- **Task brief**: Your task is to filter the data below down to the lines holding "ylabel".
━━━━━━━━
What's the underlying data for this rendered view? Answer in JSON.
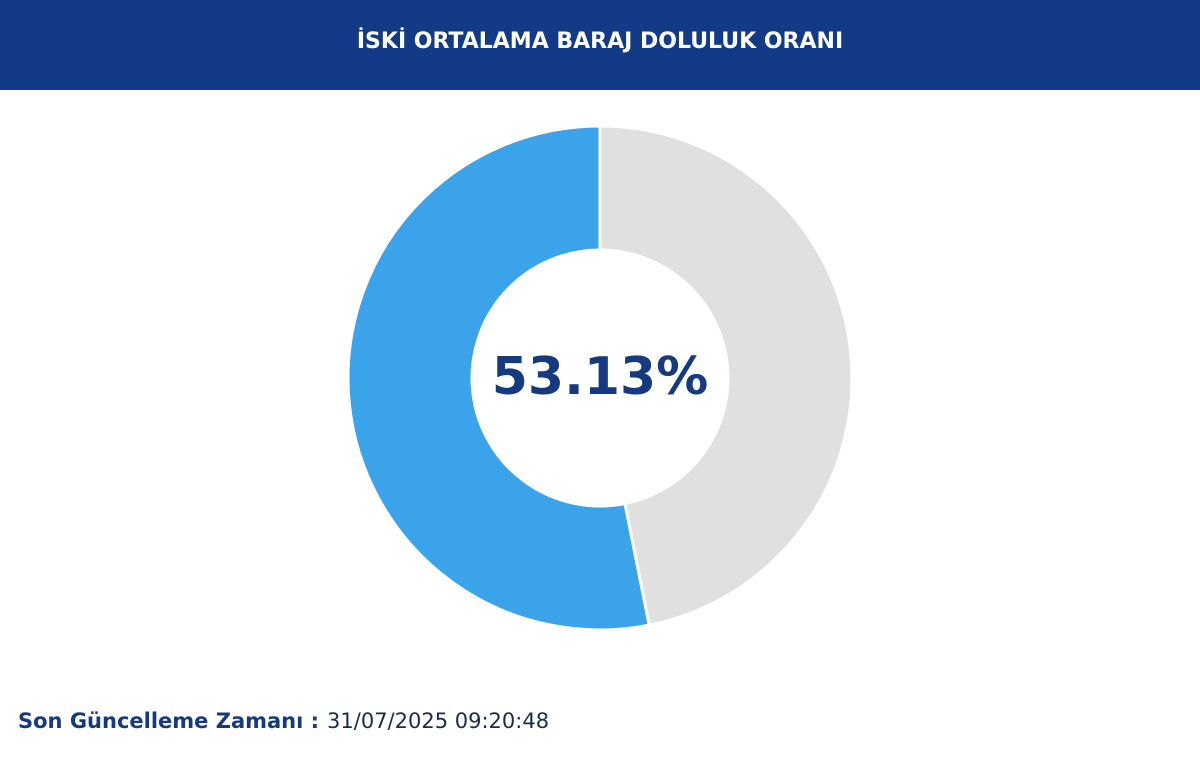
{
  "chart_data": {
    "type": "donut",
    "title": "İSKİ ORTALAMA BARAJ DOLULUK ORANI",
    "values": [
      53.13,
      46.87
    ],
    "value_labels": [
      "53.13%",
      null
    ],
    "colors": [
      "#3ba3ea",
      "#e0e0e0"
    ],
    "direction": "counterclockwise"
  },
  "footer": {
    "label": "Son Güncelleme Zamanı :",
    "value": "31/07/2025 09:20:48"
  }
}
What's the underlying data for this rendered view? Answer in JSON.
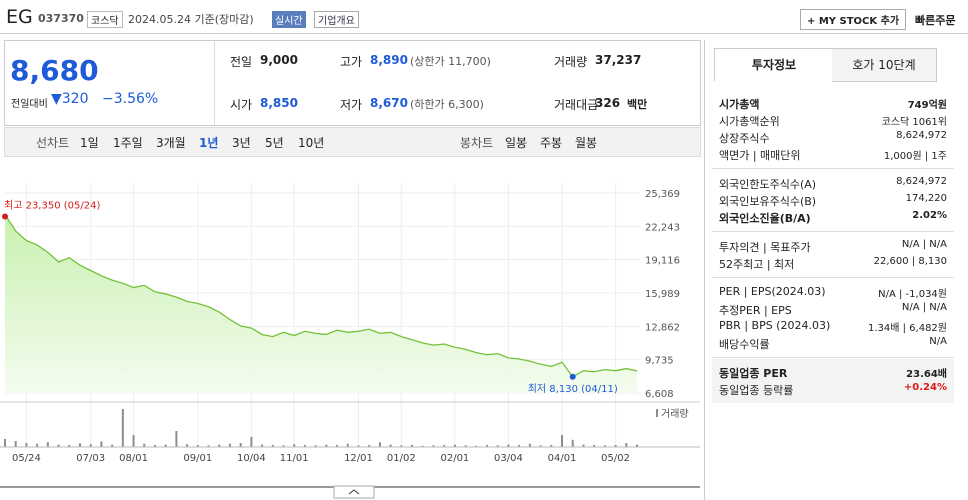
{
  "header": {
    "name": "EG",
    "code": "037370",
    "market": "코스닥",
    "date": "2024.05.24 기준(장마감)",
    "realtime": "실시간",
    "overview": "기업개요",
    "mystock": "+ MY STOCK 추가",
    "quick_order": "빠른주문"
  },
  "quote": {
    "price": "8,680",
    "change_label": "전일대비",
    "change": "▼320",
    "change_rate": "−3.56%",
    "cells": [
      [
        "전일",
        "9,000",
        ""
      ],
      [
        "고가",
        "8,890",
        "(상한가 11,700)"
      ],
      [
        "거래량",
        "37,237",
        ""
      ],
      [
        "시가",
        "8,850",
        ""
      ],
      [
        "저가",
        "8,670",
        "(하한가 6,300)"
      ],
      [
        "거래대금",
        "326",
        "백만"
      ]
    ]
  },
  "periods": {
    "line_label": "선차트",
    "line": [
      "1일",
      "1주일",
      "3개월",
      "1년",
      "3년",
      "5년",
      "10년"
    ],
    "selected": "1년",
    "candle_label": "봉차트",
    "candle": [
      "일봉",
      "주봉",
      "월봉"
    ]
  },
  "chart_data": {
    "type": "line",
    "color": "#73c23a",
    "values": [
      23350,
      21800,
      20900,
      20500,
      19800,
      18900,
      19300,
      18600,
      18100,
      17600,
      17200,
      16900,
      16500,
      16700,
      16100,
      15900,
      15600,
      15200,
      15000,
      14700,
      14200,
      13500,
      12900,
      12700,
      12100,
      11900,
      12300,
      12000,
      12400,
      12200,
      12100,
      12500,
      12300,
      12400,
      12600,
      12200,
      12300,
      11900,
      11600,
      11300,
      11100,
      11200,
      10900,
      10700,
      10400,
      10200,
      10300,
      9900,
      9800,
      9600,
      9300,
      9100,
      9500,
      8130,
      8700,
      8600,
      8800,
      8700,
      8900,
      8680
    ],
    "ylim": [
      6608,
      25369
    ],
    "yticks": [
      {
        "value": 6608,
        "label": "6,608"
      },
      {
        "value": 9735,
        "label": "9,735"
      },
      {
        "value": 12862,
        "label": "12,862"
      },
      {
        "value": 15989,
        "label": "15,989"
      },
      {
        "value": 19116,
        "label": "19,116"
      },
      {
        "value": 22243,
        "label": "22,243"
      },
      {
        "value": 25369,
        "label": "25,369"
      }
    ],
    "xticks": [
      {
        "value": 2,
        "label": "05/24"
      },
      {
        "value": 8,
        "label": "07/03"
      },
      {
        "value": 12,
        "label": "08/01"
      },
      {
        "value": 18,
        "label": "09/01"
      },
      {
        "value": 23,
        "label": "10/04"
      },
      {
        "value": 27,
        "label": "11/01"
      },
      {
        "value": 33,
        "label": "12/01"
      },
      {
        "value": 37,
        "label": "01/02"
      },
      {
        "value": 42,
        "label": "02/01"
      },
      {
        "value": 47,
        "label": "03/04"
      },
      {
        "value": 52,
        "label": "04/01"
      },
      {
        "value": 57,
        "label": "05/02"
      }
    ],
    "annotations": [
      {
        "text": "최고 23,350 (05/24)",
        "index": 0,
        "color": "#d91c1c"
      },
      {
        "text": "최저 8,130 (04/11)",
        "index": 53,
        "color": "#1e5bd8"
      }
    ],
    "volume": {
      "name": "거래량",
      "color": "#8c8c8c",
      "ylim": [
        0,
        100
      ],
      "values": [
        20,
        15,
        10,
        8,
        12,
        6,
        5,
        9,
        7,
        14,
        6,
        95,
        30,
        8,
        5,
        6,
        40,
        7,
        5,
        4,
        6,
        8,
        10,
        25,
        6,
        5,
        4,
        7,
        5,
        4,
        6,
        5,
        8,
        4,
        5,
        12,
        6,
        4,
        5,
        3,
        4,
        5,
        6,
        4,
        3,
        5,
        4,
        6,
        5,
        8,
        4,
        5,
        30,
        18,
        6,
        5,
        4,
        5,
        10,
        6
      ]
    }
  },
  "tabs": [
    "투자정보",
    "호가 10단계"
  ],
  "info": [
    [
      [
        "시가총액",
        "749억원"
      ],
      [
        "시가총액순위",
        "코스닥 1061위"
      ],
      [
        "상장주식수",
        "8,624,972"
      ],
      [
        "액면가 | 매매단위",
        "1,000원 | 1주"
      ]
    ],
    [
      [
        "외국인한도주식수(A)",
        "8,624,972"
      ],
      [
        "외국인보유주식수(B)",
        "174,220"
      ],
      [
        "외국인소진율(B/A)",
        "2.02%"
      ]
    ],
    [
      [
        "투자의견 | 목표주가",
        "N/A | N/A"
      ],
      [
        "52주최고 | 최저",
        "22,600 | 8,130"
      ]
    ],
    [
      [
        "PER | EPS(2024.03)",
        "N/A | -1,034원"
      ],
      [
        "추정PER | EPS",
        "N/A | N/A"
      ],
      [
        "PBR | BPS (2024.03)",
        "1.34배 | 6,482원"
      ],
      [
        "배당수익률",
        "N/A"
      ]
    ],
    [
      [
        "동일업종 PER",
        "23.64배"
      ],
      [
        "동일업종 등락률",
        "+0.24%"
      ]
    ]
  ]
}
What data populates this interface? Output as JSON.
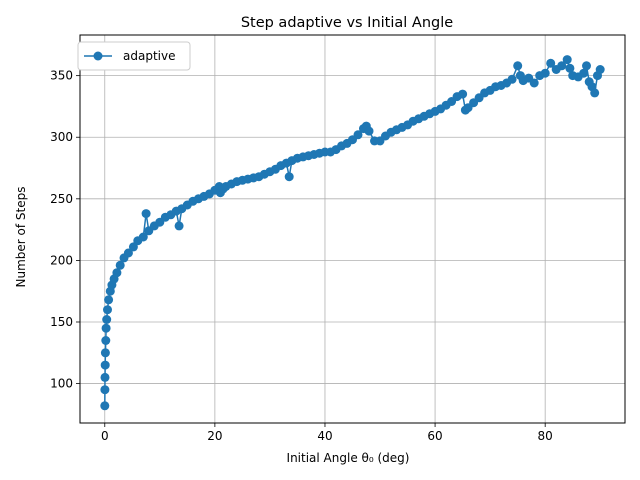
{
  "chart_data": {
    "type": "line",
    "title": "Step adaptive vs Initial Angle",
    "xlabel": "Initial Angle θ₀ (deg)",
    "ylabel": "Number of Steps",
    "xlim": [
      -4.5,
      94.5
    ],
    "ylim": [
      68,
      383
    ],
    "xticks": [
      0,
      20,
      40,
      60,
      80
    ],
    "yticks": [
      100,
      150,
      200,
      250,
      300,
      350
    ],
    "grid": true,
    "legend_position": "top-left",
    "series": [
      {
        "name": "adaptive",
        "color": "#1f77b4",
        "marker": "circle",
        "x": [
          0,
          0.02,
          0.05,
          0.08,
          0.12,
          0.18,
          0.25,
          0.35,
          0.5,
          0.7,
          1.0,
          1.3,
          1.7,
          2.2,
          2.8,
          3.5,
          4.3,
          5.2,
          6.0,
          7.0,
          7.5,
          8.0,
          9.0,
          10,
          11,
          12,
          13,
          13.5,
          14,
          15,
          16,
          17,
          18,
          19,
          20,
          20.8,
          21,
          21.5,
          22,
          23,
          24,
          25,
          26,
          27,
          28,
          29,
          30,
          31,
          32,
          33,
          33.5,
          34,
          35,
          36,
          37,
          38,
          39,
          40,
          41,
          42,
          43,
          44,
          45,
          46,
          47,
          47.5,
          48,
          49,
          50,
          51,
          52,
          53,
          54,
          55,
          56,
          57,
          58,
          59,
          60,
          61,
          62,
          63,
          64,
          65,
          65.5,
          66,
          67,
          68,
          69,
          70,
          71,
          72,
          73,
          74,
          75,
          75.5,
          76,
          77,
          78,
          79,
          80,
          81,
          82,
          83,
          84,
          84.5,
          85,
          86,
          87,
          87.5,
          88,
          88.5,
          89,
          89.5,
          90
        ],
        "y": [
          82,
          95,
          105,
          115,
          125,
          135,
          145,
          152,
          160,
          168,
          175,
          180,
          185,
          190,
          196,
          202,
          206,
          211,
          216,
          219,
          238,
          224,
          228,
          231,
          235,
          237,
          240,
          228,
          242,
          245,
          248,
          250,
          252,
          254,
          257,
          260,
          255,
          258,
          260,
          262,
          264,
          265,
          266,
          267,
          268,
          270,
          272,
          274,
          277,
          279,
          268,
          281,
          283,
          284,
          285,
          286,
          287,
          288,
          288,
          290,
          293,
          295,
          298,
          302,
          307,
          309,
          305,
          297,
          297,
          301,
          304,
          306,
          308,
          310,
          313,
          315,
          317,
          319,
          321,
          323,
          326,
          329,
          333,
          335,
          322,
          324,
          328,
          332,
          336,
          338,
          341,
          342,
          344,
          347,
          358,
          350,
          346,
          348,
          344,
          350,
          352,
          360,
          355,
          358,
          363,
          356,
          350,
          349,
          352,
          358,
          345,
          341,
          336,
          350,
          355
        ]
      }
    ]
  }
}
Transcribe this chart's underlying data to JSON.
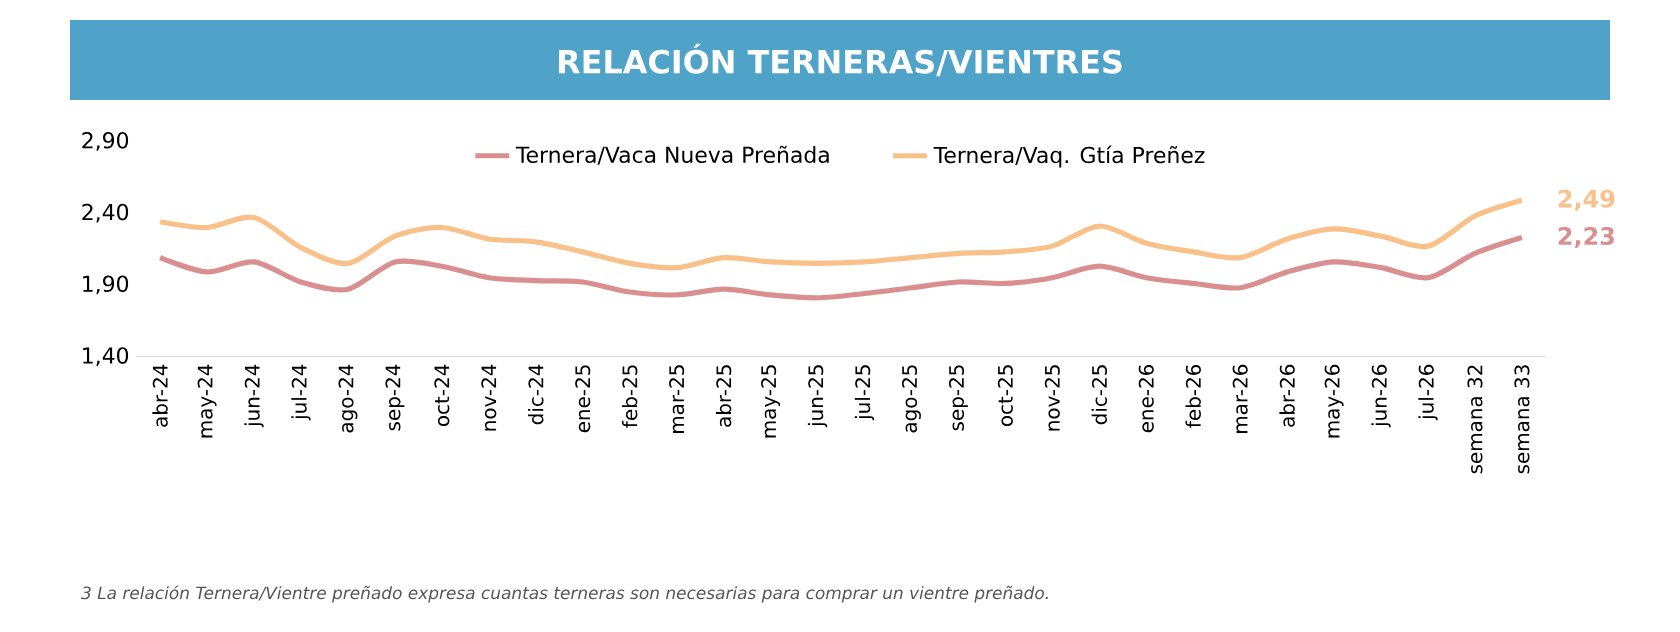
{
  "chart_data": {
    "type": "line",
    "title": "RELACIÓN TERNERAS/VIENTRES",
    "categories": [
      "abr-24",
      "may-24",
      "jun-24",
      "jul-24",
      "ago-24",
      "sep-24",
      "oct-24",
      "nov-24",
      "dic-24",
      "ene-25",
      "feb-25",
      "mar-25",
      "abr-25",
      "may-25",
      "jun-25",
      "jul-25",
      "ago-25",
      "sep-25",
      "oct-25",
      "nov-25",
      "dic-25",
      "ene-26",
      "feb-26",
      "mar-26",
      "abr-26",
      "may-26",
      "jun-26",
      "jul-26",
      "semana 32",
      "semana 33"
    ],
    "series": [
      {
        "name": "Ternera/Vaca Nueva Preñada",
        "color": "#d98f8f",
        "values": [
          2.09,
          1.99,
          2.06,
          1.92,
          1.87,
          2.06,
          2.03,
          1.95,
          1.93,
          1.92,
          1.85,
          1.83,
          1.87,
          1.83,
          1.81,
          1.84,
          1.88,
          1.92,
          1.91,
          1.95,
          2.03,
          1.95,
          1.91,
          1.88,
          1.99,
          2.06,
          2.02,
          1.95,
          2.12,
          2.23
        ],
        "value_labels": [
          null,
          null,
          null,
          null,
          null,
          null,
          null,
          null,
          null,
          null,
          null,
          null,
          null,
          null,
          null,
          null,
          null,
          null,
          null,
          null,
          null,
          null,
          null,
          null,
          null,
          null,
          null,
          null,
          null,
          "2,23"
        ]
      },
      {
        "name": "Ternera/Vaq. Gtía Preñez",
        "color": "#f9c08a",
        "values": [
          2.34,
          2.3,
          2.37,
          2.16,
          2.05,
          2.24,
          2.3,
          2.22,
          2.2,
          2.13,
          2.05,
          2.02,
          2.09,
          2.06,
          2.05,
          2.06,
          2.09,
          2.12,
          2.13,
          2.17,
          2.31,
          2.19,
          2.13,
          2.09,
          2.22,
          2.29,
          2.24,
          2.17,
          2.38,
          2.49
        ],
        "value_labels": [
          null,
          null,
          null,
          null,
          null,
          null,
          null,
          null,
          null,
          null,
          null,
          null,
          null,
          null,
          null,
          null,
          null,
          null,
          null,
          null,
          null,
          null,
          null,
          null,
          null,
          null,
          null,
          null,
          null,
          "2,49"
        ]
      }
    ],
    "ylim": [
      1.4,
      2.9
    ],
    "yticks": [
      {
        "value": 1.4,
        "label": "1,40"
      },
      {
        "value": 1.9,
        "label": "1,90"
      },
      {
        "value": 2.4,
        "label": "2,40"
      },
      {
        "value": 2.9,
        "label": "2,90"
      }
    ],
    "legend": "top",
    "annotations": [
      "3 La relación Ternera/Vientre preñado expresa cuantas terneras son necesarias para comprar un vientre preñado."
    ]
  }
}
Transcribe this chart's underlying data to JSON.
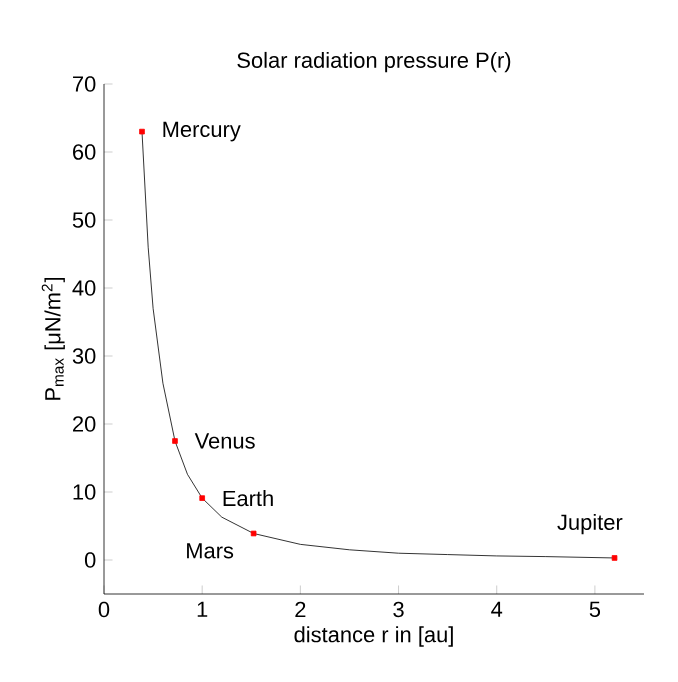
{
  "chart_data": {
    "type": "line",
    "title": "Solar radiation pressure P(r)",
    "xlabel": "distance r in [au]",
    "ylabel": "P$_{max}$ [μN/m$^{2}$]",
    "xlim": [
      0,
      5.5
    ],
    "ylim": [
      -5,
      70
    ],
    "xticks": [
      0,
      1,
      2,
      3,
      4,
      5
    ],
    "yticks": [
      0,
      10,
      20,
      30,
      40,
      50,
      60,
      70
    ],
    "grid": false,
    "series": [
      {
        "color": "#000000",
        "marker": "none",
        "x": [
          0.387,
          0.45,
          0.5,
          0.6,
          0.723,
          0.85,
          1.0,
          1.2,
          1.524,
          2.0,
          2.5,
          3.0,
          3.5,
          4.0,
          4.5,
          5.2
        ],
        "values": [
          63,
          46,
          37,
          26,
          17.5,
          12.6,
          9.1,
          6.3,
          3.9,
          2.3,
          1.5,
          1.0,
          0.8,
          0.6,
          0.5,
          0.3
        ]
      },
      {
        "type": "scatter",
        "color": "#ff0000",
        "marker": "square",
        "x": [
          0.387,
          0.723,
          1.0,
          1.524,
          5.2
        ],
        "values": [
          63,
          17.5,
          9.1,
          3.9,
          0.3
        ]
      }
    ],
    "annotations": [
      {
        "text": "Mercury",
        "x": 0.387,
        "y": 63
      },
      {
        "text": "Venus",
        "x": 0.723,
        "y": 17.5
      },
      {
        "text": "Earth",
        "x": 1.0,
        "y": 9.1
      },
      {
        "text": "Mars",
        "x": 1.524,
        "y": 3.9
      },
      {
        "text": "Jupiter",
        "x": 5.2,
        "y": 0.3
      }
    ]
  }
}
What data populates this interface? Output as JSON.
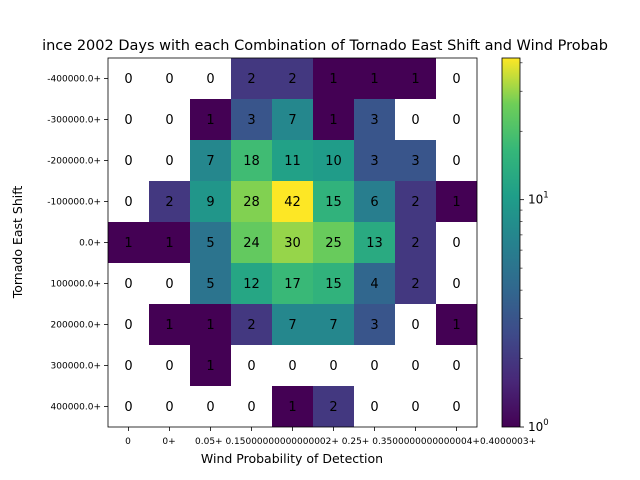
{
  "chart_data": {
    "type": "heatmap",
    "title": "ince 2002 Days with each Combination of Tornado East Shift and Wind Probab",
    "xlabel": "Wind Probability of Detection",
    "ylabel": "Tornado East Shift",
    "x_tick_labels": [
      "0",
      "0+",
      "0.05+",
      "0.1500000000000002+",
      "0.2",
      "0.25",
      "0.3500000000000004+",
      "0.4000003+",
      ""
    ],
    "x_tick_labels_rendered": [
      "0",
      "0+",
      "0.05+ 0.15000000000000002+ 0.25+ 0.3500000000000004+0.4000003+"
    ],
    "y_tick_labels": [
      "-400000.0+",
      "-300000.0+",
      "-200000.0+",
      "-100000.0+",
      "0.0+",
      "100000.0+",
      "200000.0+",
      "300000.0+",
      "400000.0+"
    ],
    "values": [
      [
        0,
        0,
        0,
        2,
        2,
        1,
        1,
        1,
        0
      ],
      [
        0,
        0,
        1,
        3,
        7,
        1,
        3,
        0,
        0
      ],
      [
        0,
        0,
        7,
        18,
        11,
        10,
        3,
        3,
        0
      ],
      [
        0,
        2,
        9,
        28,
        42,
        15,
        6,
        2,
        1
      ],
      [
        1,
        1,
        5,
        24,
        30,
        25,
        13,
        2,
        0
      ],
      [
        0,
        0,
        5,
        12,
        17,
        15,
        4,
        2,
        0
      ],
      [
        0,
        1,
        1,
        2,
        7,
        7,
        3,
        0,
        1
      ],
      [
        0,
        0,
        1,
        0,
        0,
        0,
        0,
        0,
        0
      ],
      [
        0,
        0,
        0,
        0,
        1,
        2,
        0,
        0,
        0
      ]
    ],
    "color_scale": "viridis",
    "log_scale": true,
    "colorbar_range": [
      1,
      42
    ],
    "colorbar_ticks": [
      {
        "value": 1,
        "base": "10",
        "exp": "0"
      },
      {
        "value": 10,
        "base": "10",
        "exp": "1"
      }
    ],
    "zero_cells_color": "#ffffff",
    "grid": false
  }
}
━━━━━━━━
- **Full answer**:
    "ylabel": "Number of Steps",
    "ylabel": "P$_{max}$ [μN/m$^{2}$]",
    "ylabel": "Tornado East Shift",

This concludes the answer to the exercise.